Written request
Look through the entries below and count the lines with the word "强制建立和实施的一种社会保险制度" in them; give only the number.

(Some records)
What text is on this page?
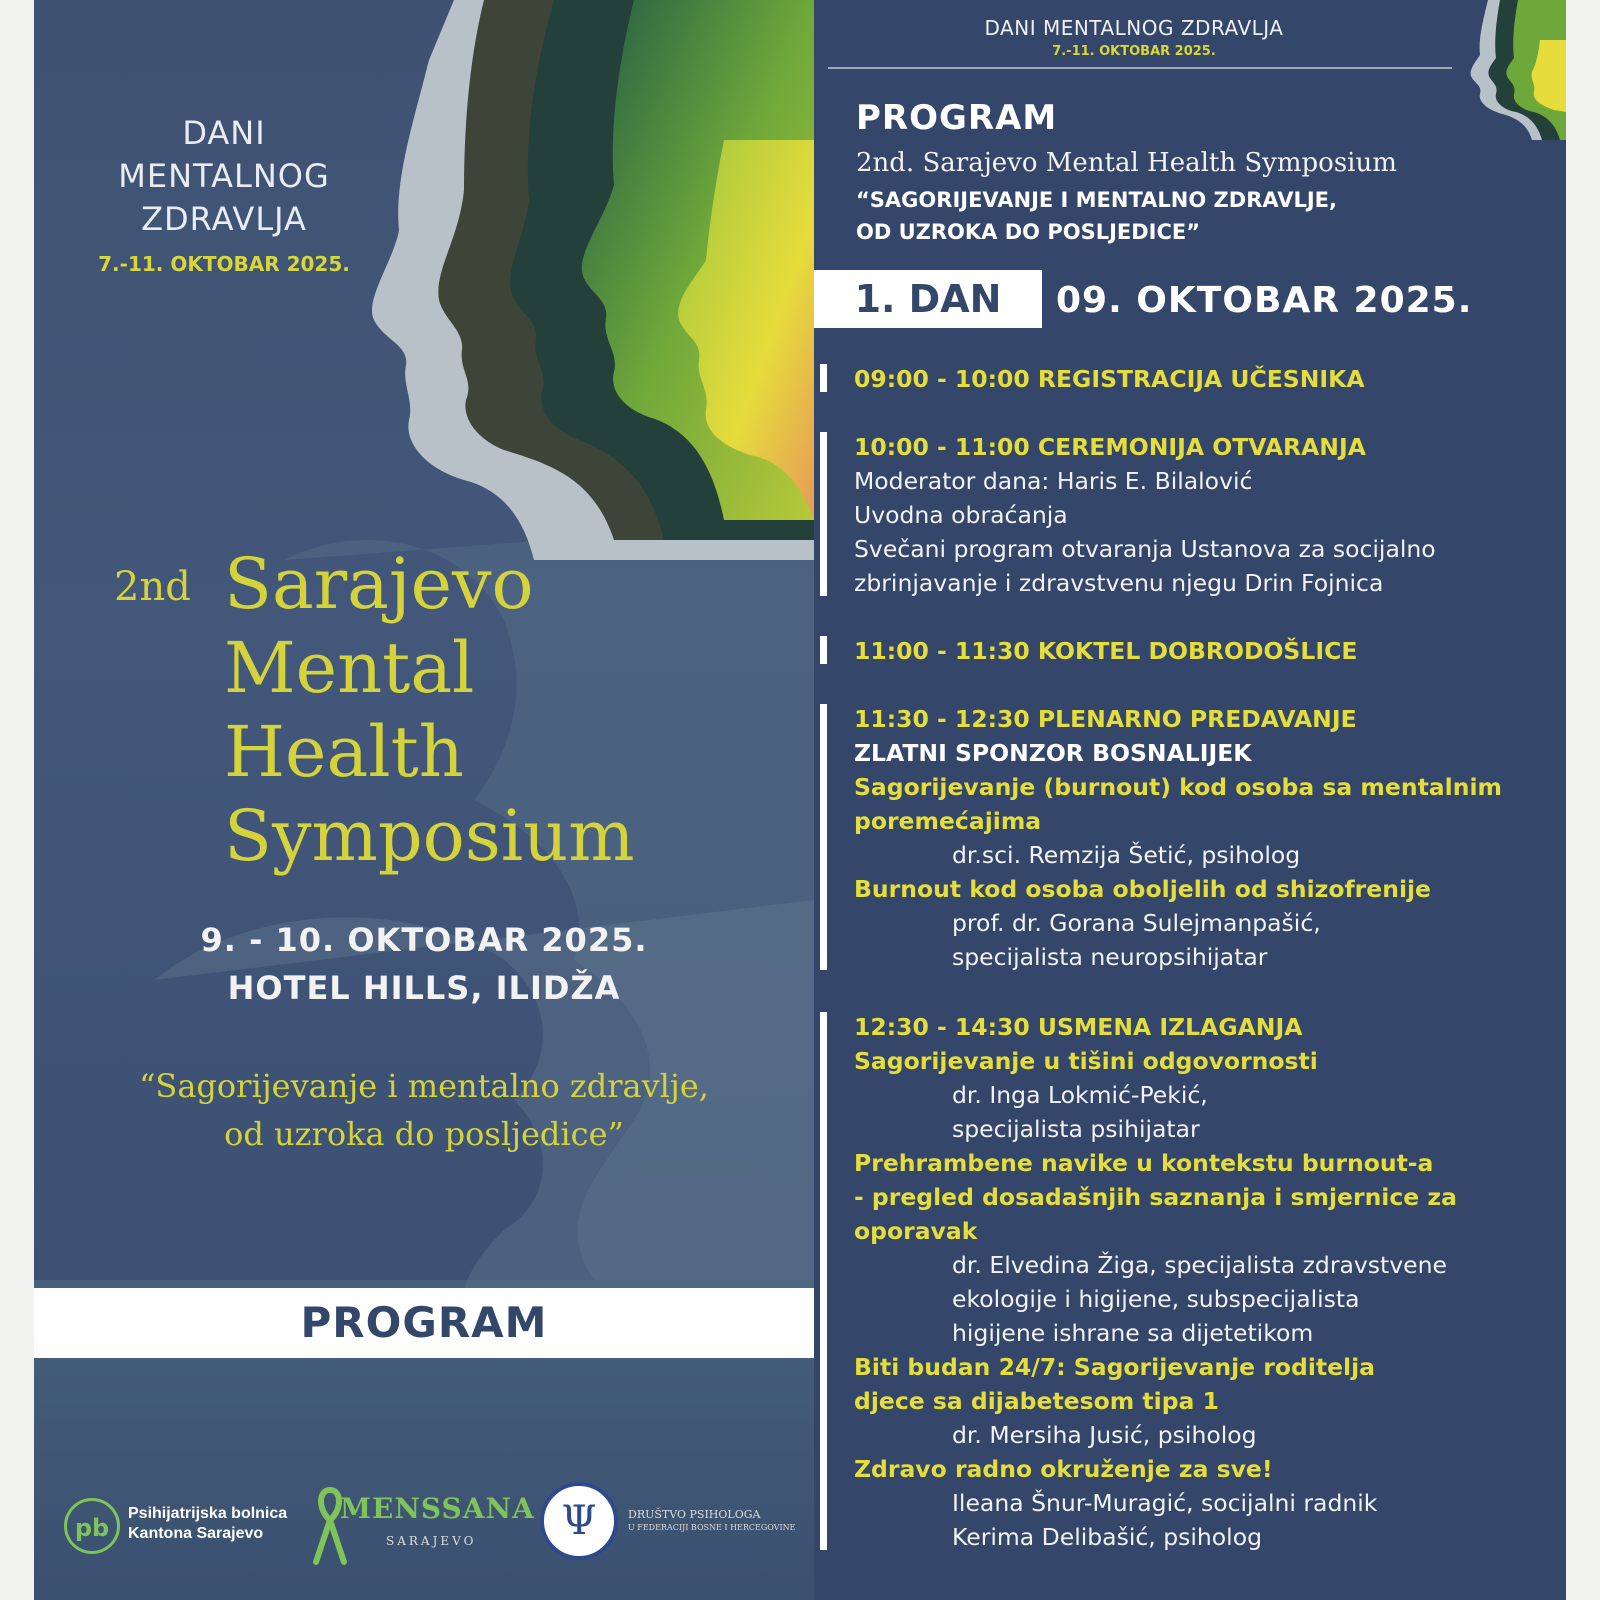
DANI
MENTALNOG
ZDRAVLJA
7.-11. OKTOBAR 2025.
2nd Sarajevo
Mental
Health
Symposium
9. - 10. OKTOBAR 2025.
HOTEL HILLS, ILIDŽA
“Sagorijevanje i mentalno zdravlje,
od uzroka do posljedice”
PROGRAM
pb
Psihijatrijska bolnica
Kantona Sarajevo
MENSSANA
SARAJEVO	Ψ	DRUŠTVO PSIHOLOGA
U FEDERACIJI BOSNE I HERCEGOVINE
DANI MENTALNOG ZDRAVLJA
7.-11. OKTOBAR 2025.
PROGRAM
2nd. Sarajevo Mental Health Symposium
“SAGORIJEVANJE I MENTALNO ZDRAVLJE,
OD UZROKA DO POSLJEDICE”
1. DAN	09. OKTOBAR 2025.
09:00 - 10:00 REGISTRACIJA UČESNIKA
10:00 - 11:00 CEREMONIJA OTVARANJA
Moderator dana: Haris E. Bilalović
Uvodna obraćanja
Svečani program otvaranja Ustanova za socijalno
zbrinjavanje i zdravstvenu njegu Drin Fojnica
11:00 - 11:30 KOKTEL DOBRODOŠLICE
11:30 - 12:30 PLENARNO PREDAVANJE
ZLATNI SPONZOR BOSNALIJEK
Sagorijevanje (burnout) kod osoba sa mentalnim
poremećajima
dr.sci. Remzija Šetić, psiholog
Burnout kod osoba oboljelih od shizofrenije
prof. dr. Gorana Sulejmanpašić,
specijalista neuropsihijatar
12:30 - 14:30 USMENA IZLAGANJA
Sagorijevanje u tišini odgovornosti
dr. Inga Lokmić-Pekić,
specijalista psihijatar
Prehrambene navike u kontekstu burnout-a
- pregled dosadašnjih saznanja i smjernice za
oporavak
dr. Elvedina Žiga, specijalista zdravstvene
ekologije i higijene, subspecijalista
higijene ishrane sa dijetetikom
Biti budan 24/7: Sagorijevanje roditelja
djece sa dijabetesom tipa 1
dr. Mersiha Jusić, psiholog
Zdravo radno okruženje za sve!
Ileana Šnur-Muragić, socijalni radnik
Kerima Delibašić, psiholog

==

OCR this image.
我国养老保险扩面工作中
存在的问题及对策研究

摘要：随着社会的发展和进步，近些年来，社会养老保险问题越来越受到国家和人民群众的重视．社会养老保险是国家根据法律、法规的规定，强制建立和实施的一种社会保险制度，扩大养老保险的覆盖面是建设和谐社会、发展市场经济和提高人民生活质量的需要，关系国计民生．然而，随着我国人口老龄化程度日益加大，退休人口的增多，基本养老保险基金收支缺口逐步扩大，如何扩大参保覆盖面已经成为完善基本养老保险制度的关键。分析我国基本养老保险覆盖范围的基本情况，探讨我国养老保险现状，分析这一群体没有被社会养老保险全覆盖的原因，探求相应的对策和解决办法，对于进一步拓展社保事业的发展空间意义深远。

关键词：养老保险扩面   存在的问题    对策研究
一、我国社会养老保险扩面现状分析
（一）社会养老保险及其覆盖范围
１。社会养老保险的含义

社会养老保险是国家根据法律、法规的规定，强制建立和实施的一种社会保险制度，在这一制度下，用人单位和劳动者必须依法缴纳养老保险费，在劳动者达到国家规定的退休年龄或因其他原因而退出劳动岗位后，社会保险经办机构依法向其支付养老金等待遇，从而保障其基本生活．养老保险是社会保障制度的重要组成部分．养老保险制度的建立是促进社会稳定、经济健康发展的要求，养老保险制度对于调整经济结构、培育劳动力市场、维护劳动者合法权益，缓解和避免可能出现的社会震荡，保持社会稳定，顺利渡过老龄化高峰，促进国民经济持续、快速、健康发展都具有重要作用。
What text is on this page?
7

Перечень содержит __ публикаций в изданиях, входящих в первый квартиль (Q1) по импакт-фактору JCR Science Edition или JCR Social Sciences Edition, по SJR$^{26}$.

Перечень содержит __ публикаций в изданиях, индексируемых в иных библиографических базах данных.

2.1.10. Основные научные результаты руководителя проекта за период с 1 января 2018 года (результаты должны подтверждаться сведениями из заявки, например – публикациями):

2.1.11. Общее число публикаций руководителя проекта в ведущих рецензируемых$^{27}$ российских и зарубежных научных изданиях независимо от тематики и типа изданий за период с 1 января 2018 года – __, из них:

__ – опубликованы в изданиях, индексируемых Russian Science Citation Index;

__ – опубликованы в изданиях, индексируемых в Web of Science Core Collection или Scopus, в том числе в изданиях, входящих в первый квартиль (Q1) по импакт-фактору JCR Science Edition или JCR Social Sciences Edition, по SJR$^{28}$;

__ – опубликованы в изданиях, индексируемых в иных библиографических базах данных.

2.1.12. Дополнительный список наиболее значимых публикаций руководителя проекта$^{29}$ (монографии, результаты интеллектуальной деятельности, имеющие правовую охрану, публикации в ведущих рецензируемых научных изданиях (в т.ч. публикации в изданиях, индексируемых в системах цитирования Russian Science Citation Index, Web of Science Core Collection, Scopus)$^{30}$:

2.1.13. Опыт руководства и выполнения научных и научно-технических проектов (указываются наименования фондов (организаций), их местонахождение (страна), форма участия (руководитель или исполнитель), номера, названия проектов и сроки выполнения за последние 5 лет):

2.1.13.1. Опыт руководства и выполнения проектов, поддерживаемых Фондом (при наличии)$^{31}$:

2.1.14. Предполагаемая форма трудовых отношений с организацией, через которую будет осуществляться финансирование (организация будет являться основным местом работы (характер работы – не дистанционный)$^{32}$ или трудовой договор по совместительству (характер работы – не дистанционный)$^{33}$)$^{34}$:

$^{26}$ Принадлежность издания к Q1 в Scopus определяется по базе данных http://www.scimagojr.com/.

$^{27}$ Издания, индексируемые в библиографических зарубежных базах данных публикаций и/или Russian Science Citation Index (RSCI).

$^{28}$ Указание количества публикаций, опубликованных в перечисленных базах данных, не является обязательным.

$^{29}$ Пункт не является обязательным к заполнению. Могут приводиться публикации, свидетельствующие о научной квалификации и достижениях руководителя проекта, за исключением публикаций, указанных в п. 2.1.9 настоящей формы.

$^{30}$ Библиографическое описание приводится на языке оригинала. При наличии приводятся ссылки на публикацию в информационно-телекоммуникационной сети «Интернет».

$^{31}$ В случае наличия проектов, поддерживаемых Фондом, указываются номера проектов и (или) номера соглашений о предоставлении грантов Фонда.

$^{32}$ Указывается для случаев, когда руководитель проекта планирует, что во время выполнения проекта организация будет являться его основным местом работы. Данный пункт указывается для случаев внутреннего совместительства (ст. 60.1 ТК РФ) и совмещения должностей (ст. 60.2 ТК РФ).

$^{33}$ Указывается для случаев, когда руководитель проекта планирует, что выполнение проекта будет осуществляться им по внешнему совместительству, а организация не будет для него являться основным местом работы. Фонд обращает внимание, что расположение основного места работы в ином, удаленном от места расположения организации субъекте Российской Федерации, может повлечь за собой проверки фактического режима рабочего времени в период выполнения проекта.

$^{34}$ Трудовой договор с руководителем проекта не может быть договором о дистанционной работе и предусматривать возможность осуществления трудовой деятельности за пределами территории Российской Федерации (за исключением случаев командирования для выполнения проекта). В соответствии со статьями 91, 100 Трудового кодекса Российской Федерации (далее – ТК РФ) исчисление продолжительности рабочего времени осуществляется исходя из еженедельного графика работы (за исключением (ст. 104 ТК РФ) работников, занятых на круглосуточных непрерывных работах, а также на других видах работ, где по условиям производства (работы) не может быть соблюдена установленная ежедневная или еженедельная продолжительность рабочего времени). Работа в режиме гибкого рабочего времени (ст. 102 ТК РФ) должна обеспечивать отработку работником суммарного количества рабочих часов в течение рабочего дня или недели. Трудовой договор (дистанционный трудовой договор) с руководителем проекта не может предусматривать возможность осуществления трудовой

Answer to the task
2